Extracted records
========================================================================
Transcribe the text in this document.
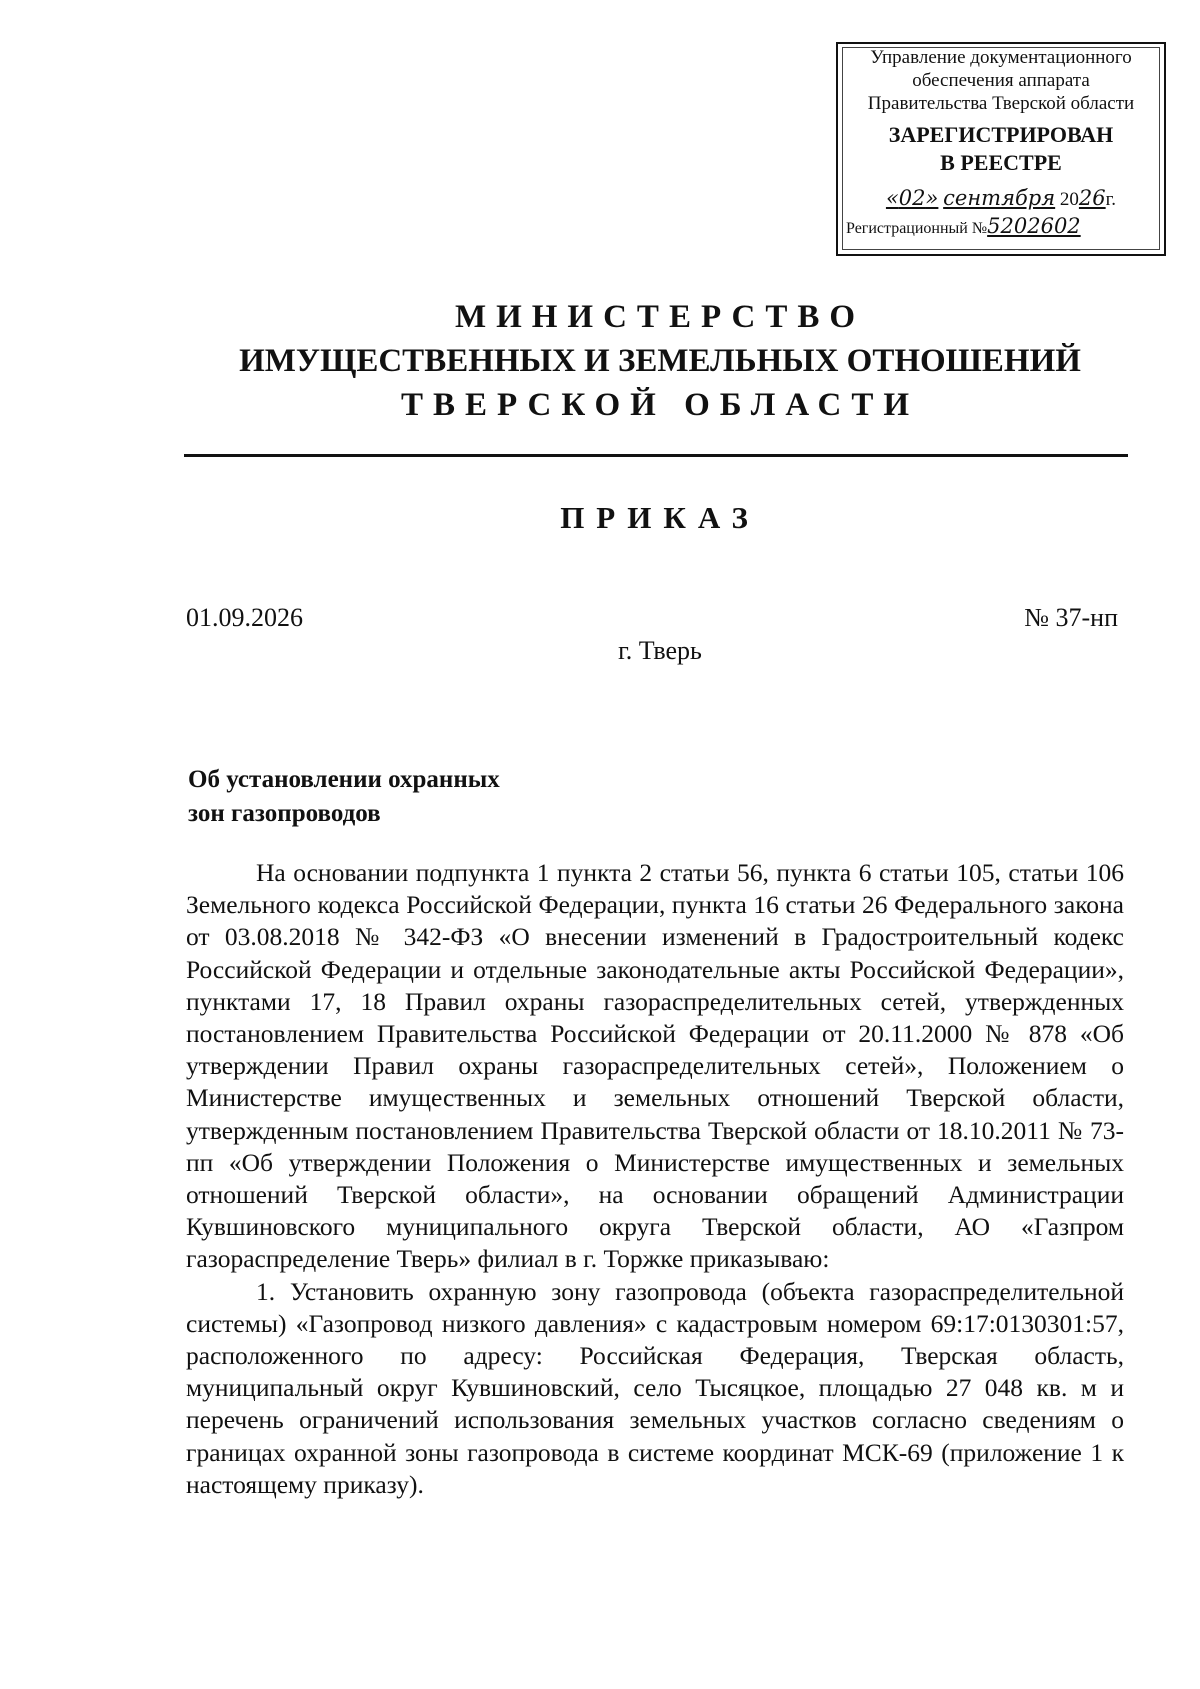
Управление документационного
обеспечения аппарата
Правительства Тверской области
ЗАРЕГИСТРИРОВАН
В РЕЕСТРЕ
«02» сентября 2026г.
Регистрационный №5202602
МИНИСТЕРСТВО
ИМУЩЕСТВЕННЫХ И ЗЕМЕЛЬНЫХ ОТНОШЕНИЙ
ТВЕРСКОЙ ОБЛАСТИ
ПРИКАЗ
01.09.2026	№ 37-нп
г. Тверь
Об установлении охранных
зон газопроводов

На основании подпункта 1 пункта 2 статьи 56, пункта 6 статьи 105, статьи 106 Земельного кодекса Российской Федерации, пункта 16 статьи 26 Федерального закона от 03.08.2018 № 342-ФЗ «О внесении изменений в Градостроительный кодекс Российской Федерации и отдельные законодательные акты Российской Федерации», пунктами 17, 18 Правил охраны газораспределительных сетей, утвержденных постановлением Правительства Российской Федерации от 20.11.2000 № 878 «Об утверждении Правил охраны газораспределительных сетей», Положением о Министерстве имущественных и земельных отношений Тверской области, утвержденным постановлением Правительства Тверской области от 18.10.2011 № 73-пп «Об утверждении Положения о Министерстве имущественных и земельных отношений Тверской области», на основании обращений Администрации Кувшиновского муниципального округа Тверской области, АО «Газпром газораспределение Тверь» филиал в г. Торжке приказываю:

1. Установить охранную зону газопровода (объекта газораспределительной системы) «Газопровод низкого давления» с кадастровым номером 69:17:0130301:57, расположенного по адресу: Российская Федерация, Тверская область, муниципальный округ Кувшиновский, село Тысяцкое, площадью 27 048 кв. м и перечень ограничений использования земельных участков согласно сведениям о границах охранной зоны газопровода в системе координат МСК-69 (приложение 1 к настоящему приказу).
========================================================================
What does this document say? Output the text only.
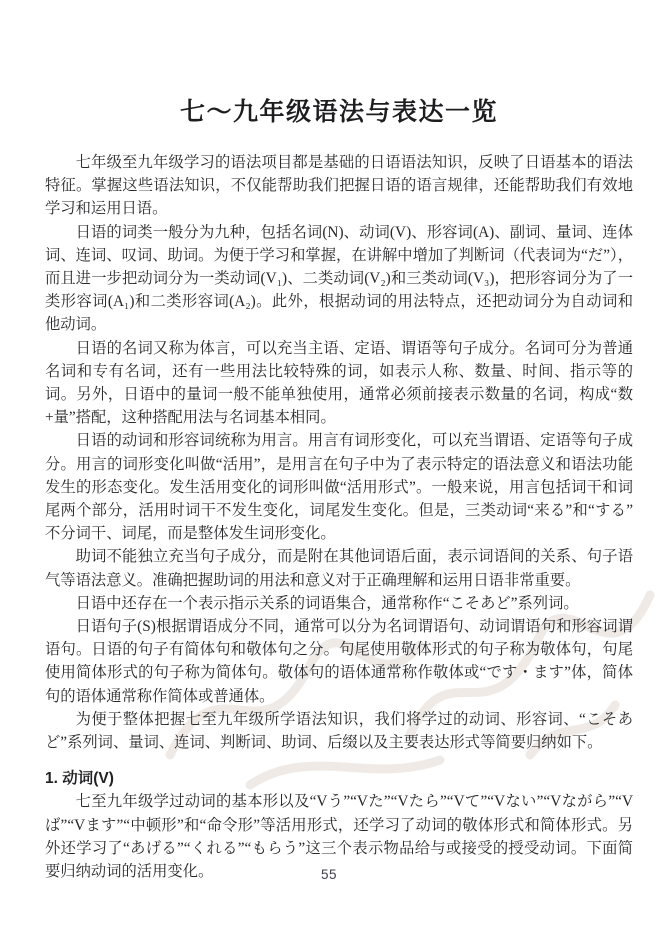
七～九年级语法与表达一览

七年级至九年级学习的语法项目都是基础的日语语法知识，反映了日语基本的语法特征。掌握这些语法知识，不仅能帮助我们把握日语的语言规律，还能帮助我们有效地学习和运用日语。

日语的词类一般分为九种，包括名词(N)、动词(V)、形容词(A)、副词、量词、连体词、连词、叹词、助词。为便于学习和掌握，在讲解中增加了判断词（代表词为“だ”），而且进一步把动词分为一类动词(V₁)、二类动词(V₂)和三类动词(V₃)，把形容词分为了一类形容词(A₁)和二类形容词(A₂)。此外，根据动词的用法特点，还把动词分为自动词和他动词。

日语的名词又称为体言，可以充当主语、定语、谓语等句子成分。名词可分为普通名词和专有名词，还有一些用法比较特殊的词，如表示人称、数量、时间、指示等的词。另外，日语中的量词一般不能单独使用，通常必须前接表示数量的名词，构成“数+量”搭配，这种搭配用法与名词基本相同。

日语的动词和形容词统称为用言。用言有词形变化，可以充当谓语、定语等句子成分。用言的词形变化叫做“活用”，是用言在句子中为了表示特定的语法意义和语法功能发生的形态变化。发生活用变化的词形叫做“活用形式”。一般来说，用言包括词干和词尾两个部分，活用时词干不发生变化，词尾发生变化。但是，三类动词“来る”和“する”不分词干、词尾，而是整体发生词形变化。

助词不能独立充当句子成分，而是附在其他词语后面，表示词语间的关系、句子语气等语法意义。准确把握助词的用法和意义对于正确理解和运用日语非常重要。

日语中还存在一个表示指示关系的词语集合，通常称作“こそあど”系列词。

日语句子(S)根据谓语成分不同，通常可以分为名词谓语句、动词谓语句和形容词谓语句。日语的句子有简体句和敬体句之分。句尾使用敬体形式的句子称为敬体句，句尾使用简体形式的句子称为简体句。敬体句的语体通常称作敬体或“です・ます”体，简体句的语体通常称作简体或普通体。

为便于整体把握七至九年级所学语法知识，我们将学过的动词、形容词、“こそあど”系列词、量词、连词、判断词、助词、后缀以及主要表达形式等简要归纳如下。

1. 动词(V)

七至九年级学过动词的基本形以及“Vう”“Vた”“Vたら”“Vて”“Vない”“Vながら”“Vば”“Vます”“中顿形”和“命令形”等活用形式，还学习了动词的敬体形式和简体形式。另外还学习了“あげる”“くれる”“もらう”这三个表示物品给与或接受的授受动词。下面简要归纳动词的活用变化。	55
========================================================================
■ Exercise details: Count the lines of the data that contain the string "document", and reply with that number alone.

■ The answer: 2